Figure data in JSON
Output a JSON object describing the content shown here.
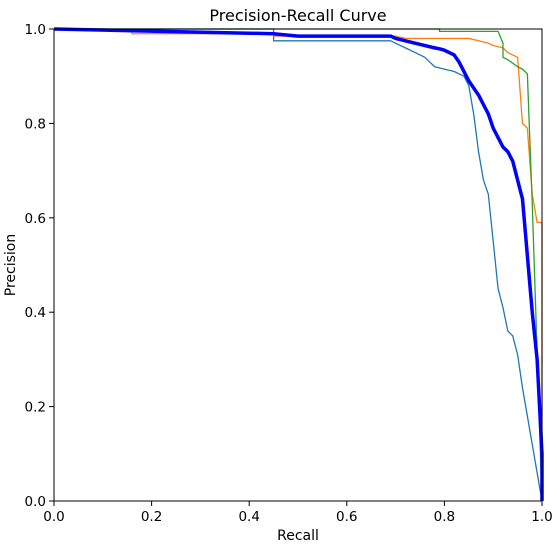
{
  "chart_data": {
    "type": "line",
    "title": "Precision-Recall Curve",
    "xlabel": "Recall",
    "ylabel": "Precision",
    "xlim": [
      0.0,
      1.0
    ],
    "ylim": [
      0.0,
      1.0
    ],
    "x_ticks": [
      "0.0",
      "0.2",
      "0.4",
      "0.6",
      "0.8",
      "1.0"
    ],
    "y_ticks": [
      "0.0",
      "0.2",
      "0.4",
      "0.6",
      "0.8",
      "1.0"
    ],
    "grid": false,
    "legend": false,
    "series": [
      {
        "color": "#1f77b4",
        "width": "thin",
        "x": [
          0.0,
          0.45,
          0.45,
          0.69,
          0.7,
          0.72,
          0.74,
          0.76,
          0.77,
          0.78,
          0.8,
          0.82,
          0.83,
          0.84,
          0.85,
          0.86,
          0.87,
          0.88,
          0.89,
          0.9,
          0.91,
          0.92,
          0.93,
          0.94,
          0.95,
          0.96,
          1.0
        ],
        "y": [
          1.0,
          1.0,
          0.975,
          0.975,
          0.97,
          0.96,
          0.95,
          0.94,
          0.93,
          0.92,
          0.915,
          0.91,
          0.905,
          0.9,
          0.88,
          0.82,
          0.74,
          0.68,
          0.65,
          0.55,
          0.45,
          0.41,
          0.36,
          0.35,
          0.31,
          0.24,
          0.0
        ]
      },
      {
        "color": "#ff7f0e",
        "width": "thin",
        "x": [
          0.0,
          0.16,
          0.16,
          0.45,
          0.45,
          0.7,
          0.72,
          0.85,
          0.87,
          0.89,
          0.9,
          0.92,
          0.93,
          0.95,
          0.96,
          0.97,
          0.98,
          0.99,
          1.0,
          1.0
        ],
        "y": [
          1.0,
          1.0,
          0.99,
          0.99,
          0.985,
          0.985,
          0.98,
          0.98,
          0.975,
          0.97,
          0.965,
          0.96,
          0.95,
          0.94,
          0.8,
          0.79,
          0.65,
          0.59,
          0.59,
          0.0
        ]
      },
      {
        "color": "#2ca02c",
        "width": "thin",
        "x": [
          0.0,
          0.79,
          0.79,
          0.91,
          0.92,
          0.92,
          0.93,
          0.95,
          0.96,
          0.97,
          0.98,
          1.0
        ],
        "y": [
          1.0,
          1.0,
          0.995,
          0.995,
          0.97,
          0.94,
          0.935,
          0.92,
          0.915,
          0.905,
          0.63,
          0.0
        ]
      },
      {
        "color": "#0000ff",
        "width": "thick",
        "x": [
          0.0,
          0.45,
          0.5,
          0.69,
          0.7,
          0.72,
          0.74,
          0.76,
          0.78,
          0.79,
          0.8,
          0.81,
          0.82,
          0.83,
          0.84,
          0.85,
          0.86,
          0.87,
          0.88,
          0.89,
          0.9,
          0.91,
          0.92,
          0.93,
          0.94,
          0.95,
          0.96,
          0.97,
          0.98,
          0.99,
          1.0,
          1.0
        ],
        "y": [
          1.0,
          0.99,
          0.985,
          0.985,
          0.98,
          0.975,
          0.97,
          0.965,
          0.96,
          0.958,
          0.955,
          0.95,
          0.945,
          0.93,
          0.91,
          0.89,
          0.875,
          0.86,
          0.84,
          0.82,
          0.79,
          0.77,
          0.75,
          0.74,
          0.72,
          0.68,
          0.64,
          0.52,
          0.4,
          0.3,
          0.1,
          0.0
        ]
      }
    ]
  }
}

Goal ->
Retype all of the entries exactly as written, leaving out any images.

Written response ->
Output a JSON object describing the content shown here.
{
  "chart_data": {
    "type": "line",
    "title": "Precision-Recall Curve",
    "xlabel": "Recall",
    "ylabel": "Precision",
    "xlim": [
      0.0,
      1.0
    ],
    "ylim": [
      0.0,
      1.0
    ],
    "x_ticks": [
      "0.0",
      "0.2",
      "0.4",
      "0.6",
      "0.8",
      "1.0"
    ],
    "y_ticks": [
      "0.0",
      "0.2",
      "0.4",
      "0.6",
      "0.8",
      "1.0"
    ],
    "grid": false,
    "legend": false,
    "series": [
      {
        "color": "#1f77b4",
        "width": "thin",
        "x": [
          0.0,
          0.45,
          0.45,
          0.69,
          0.7,
          0.72,
          0.74,
          0.76,
          0.77,
          0.78,
          0.8,
          0.82,
          0.83,
          0.84,
          0.85,
          0.86,
          0.87,
          0.88,
          0.89,
          0.9,
          0.91,
          0.92,
          0.93,
          0.94,
          0.95,
          0.96,
          1.0
        ],
        "y": [
          1.0,
          1.0,
          0.975,
          0.975,
          0.97,
          0.96,
          0.95,
          0.94,
          0.93,
          0.92,
          0.915,
          0.91,
          0.905,
          0.9,
          0.88,
          0.82,
          0.74,
          0.68,
          0.65,
          0.55,
          0.45,
          0.41,
          0.36,
          0.35,
          0.31,
          0.24,
          0.0
        ]
      },
      {
        "color": "#ff7f0e",
        "width": "thin",
        "x": [
          0.0,
          0.16,
          0.16,
          0.45,
          0.45,
          0.7,
          0.72,
          0.85,
          0.87,
          0.89,
          0.9,
          0.92,
          0.93,
          0.95,
          0.96,
          0.97,
          0.98,
          0.99,
          1.0,
          1.0
        ],
        "y": [
          1.0,
          1.0,
          0.99,
          0.99,
          0.985,
          0.985,
          0.98,
          0.98,
          0.975,
          0.97,
          0.965,
          0.96,
          0.95,
          0.94,
          0.8,
          0.79,
          0.65,
          0.59,
          0.59,
          0.0
        ]
      },
      {
        "color": "#2ca02c",
        "width": "thin",
        "x": [
          0.0,
          0.79,
          0.79,
          0.91,
          0.92,
          0.92,
          0.93,
          0.95,
          0.96,
          0.97,
          0.98,
          1.0
        ],
        "y": [
          1.0,
          1.0,
          0.995,
          0.995,
          0.97,
          0.94,
          0.935,
          0.92,
          0.915,
          0.905,
          0.63,
          0.0
        ]
      },
      {
        "color": "#0000ff",
        "width": "thick",
        "x": [
          0.0,
          0.45,
          0.5,
          0.69,
          0.7,
          0.72,
          0.74,
          0.76,
          0.78,
          0.79,
          0.8,
          0.81,
          0.82,
          0.83,
          0.84,
          0.85,
          0.86,
          0.87,
          0.88,
          0.89,
          0.9,
          0.91,
          0.92,
          0.93,
          0.94,
          0.95,
          0.96,
          0.97,
          0.98,
          0.99,
          1.0,
          1.0
        ],
        "y": [
          1.0,
          0.99,
          0.985,
          0.985,
          0.98,
          0.975,
          0.97,
          0.965,
          0.96,
          0.958,
          0.955,
          0.95,
          0.945,
          0.93,
          0.91,
          0.89,
          0.875,
          0.86,
          0.84,
          0.82,
          0.79,
          0.77,
          0.75,
          0.74,
          0.72,
          0.68,
          0.64,
          0.52,
          0.4,
          0.3,
          0.1,
          0.0
        ]
      }
    ]
  }
}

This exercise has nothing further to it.